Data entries

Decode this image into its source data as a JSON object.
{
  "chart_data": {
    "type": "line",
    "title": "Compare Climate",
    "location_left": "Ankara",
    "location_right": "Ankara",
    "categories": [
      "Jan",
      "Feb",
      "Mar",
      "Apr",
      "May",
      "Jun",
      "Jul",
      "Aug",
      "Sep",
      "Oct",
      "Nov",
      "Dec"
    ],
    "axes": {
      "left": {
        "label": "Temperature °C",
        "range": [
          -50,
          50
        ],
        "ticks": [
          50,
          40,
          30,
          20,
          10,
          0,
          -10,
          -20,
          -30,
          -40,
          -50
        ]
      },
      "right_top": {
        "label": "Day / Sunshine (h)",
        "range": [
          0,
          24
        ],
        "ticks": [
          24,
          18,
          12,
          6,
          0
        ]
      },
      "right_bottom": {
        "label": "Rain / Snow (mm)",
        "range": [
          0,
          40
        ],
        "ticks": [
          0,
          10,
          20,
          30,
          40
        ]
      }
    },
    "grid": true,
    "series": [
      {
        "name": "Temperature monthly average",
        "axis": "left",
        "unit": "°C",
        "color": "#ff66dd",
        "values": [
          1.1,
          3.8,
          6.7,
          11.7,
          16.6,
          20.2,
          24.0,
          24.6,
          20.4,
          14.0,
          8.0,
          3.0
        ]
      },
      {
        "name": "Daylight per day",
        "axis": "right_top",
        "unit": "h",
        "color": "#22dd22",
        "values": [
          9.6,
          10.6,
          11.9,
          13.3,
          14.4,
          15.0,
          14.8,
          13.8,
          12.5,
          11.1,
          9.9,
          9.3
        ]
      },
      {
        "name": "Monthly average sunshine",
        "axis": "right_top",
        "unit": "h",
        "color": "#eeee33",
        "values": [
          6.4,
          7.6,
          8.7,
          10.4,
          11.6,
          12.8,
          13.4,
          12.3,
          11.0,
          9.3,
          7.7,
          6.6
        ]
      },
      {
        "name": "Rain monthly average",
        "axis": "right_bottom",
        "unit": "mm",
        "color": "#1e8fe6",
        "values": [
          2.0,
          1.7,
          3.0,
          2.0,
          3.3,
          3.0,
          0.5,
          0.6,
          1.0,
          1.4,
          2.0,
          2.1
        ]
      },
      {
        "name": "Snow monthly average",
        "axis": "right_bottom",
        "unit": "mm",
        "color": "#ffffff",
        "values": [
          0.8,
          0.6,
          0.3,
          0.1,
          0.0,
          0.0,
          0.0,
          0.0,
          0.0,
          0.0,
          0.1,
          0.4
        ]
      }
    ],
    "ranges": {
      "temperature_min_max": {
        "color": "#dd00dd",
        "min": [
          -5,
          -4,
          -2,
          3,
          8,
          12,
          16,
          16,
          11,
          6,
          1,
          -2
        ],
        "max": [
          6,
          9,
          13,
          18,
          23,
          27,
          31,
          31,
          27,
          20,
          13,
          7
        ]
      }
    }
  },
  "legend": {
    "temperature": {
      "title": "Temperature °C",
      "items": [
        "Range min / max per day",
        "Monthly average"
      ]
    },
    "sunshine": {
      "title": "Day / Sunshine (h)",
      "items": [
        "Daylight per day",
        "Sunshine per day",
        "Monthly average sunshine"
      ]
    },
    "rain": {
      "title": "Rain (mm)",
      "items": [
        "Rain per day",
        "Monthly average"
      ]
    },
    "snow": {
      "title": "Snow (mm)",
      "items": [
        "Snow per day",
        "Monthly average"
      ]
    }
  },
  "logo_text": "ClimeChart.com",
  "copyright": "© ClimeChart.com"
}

Task requirements:
Write down every line of the data above that includes the string "Ankara".

Result of the exercise:
    "location_left": "Ankara",
    "location_right": "Ankara",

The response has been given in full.